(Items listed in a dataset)
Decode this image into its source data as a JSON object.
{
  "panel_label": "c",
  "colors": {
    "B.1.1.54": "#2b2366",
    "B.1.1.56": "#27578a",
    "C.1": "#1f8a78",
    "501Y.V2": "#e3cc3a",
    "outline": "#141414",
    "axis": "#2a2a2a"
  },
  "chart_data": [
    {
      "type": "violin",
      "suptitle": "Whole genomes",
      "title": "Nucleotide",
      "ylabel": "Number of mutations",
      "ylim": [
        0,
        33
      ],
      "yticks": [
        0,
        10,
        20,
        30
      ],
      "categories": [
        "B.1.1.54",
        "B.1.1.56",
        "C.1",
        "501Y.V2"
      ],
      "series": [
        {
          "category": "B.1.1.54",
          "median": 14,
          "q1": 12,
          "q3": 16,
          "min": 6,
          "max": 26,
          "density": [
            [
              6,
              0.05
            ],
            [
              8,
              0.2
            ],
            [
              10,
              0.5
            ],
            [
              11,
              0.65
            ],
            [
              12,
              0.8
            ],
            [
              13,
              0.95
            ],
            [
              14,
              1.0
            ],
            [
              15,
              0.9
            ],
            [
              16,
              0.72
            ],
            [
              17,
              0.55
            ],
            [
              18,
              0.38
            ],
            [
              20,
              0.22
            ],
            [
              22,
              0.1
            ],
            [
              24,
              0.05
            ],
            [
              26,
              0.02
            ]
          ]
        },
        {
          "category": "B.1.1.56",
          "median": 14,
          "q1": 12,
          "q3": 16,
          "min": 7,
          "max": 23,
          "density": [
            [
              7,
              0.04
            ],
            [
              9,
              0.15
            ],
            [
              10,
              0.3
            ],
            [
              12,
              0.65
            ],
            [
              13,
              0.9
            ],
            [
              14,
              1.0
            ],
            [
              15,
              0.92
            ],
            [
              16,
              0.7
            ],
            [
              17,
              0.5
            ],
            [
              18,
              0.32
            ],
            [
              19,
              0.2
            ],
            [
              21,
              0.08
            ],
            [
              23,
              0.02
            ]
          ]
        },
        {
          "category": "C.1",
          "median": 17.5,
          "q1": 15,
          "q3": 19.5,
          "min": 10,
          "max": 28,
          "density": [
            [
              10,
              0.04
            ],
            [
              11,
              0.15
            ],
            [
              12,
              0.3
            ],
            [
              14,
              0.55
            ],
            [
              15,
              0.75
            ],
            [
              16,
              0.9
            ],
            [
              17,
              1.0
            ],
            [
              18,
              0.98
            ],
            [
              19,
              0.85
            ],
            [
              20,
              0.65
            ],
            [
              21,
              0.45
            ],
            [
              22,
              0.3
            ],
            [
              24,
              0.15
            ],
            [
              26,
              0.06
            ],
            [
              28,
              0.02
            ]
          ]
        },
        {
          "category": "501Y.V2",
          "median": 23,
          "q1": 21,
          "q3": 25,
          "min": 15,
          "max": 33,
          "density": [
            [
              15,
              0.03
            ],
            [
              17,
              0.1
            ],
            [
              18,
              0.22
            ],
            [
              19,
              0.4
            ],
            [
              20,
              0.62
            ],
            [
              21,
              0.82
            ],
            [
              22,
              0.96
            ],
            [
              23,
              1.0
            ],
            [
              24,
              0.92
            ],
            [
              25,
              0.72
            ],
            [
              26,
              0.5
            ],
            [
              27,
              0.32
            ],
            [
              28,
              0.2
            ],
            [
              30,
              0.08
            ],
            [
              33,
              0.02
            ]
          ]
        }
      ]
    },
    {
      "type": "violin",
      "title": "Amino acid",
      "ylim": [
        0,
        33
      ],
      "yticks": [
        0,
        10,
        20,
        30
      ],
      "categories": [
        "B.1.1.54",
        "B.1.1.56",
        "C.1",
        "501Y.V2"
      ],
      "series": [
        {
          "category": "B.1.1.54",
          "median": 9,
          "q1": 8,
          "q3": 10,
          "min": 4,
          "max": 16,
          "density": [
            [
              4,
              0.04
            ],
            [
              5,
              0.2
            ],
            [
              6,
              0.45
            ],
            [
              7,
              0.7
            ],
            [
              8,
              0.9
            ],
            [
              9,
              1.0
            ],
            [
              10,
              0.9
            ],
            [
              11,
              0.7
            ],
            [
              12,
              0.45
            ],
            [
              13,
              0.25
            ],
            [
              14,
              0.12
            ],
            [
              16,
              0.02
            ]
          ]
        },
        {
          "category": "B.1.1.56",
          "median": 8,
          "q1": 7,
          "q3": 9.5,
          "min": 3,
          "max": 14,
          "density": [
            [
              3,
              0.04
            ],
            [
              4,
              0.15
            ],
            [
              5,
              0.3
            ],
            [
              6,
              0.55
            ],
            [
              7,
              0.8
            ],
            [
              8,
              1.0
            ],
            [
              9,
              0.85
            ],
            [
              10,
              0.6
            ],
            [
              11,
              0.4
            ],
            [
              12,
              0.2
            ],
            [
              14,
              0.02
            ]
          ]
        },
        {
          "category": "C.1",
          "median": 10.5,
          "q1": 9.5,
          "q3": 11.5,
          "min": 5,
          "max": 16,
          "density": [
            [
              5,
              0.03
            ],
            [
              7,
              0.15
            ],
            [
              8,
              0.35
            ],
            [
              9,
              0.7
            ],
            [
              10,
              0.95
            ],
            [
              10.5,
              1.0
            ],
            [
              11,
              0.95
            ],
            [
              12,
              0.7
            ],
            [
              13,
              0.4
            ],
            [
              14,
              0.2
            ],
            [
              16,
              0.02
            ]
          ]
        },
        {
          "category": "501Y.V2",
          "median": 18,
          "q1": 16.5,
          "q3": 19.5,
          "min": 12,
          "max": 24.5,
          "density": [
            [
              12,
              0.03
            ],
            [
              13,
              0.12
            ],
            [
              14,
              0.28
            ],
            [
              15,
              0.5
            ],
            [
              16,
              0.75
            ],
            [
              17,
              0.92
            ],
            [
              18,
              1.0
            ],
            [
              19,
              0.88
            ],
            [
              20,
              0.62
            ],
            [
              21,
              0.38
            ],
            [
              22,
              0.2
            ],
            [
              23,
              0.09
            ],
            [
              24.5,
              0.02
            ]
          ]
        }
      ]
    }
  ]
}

Work to complete |
Please write out the entries above in full, exactly as they read.

Exercise solution |
Decode this image into its source data as a JSON object.
{
  "panel_label": "c",
  "colors": {
    "B.1.1.54": "#2b2366",
    "B.1.1.56": "#27578a",
    "C.1": "#1f8a78",
    "501Y.V2": "#e3cc3a",
    "outline": "#141414",
    "axis": "#2a2a2a"
  },
  "chart_data": [
    {
      "type": "violin",
      "suptitle": "Whole genomes",
      "title": "Nucleotide",
      "ylabel": "Number of mutations",
      "ylim": [
        0,
        33
      ],
      "yticks": [
        0,
        10,
        20,
        30
      ],
      "categories": [
        "B.1.1.54",
        "B.1.1.56",
        "C.1",
        "501Y.V2"
      ],
      "series": [
        {
          "category": "B.1.1.54",
          "median": 14,
          "q1": 12,
          "q3": 16,
          "min": 6,
          "max": 26,
          "density": [
            [
              6,
              0.05
            ],
            [
              8,
              0.2
            ],
            [
              10,
              0.5
            ],
            [
              11,
              0.65
            ],
            [
              12,
              0.8
            ],
            [
              13,
              0.95
            ],
            [
              14,
              1.0
            ],
            [
              15,
              0.9
            ],
            [
              16,
              0.72
            ],
            [
              17,
              0.55
            ],
            [
              18,
              0.38
            ],
            [
              20,
              0.22
            ],
            [
              22,
              0.1
            ],
            [
              24,
              0.05
            ],
            [
              26,
              0.02
            ]
          ]
        },
        {
          "category": "B.1.1.56",
          "median": 14,
          "q1": 12,
          "q3": 16,
          "min": 7,
          "max": 23,
          "density": [
            [
              7,
              0.04
            ],
            [
              9,
              0.15
            ],
            [
              10,
              0.3
            ],
            [
              12,
              0.65
            ],
            [
              13,
              0.9
            ],
            [
              14,
              1.0
            ],
            [
              15,
              0.92
            ],
            [
              16,
              0.7
            ],
            [
              17,
              0.5
            ],
            [
              18,
              0.32
            ],
            [
              19,
              0.2
            ],
            [
              21,
              0.08
            ],
            [
              23,
              0.02
            ]
          ]
        },
        {
          "category": "C.1",
          "median": 17.5,
          "q1": 15,
          "q3": 19.5,
          "min": 10,
          "max": 28,
          "density": [
            [
              10,
              0.04
            ],
            [
              11,
              0.15
            ],
            [
              12,
              0.3
            ],
            [
              14,
              0.55
            ],
            [
              15,
              0.75
            ],
            [
              16,
              0.9
            ],
            [
              17,
              1.0
            ],
            [
              18,
              0.98
            ],
            [
              19,
              0.85
            ],
            [
              20,
              0.65
            ],
            [
              21,
              0.45
            ],
            [
              22,
              0.3
            ],
            [
              24,
              0.15
            ],
            [
              26,
              0.06
            ],
            [
              28,
              0.02
            ]
          ]
        },
        {
          "category": "501Y.V2",
          "median": 23,
          "q1": 21,
          "q3": 25,
          "min": 15,
          "max": 33,
          "density": [
            [
              15,
              0.03
            ],
            [
              17,
              0.1
            ],
            [
              18,
              0.22
            ],
            [
              19,
              0.4
            ],
            [
              20,
              0.62
            ],
            [
              21,
              0.82
            ],
            [
              22,
              0.96
            ],
            [
              23,
              1.0
            ],
            [
              24,
              0.92
            ],
            [
              25,
              0.72
            ],
            [
              26,
              0.5
            ],
            [
              27,
              0.32
            ],
            [
              28,
              0.2
            ],
            [
              30,
              0.08
            ],
            [
              33,
              0.02
            ]
          ]
        }
      ]
    },
    {
      "type": "violin",
      "title": "Amino acid",
      "ylim": [
        0,
        33
      ],
      "yticks": [
        0,
        10,
        20,
        30
      ],
      "categories": [
        "B.1.1.54",
        "B.1.1.56",
        "C.1",
        "501Y.V2"
      ],
      "series": [
        {
          "category": "B.1.1.54",
          "median": 9,
          "q1": 8,
          "q3": 10,
          "min": 4,
          "max": 16,
          "density": [
            [
              4,
              0.04
            ],
            [
              5,
              0.2
            ],
            [
              6,
              0.45
            ],
            [
              7,
              0.7
            ],
            [
              8,
              0.9
            ],
            [
              9,
              1.0
            ],
            [
              10,
              0.9
            ],
            [
              11,
              0.7
            ],
            [
              12,
              0.45
            ],
            [
              13,
              0.25
            ],
            [
              14,
              0.12
            ],
            [
              16,
              0.02
            ]
          ]
        },
        {
          "category": "B.1.1.56",
          "median": 8,
          "q1": 7,
          "q3": 9.5,
          "min": 3,
          "max": 14,
          "density": [
            [
              3,
              0.04
            ],
            [
              4,
              0.15
            ],
            [
              5,
              0.3
            ],
            [
              6,
              0.55
            ],
            [
              7,
              0.8
            ],
            [
              8,
              1.0
            ],
            [
              9,
              0.85
            ],
            [
              10,
              0.6
            ],
            [
              11,
              0.4
            ],
            [
              12,
              0.2
            ],
            [
              14,
              0.02
            ]
          ]
        },
        {
          "category": "C.1",
          "median": 10.5,
          "q1": 9.5,
          "q3": 11.5,
          "min": 5,
          "max": 16,
          "density": [
            [
              5,
              0.03
            ],
            [
              7,
              0.15
            ],
            [
              8,
              0.35
            ],
            [
              9,
              0.7
            ],
            [
              10,
              0.95
            ],
            [
              10.5,
              1.0
            ],
            [
              11,
              0.95
            ],
            [
              12,
              0.7
            ],
            [
              13,
              0.4
            ],
            [
              14,
              0.2
            ],
            [
              16,
              0.02
            ]
          ]
        },
        {
          "category": "501Y.V2",
          "median": 18,
          "q1": 16.5,
          "q3": 19.5,
          "min": 12,
          "max": 24.5,
          "density": [
            [
              12,
              0.03
            ],
            [
              13,
              0.12
            ],
            [
              14,
              0.28
            ],
            [
              15,
              0.5
            ],
            [
              16,
              0.75
            ],
            [
              17,
              0.92
            ],
            [
              18,
              1.0
            ],
            [
              19,
              0.88
            ],
            [
              20,
              0.62
            ],
            [
              21,
              0.38
            ],
            [
              22,
              0.2
            ],
            [
              23,
              0.09
            ],
            [
              24.5,
              0.02
            ]
          ]
        }
      ]
    }
  ]
}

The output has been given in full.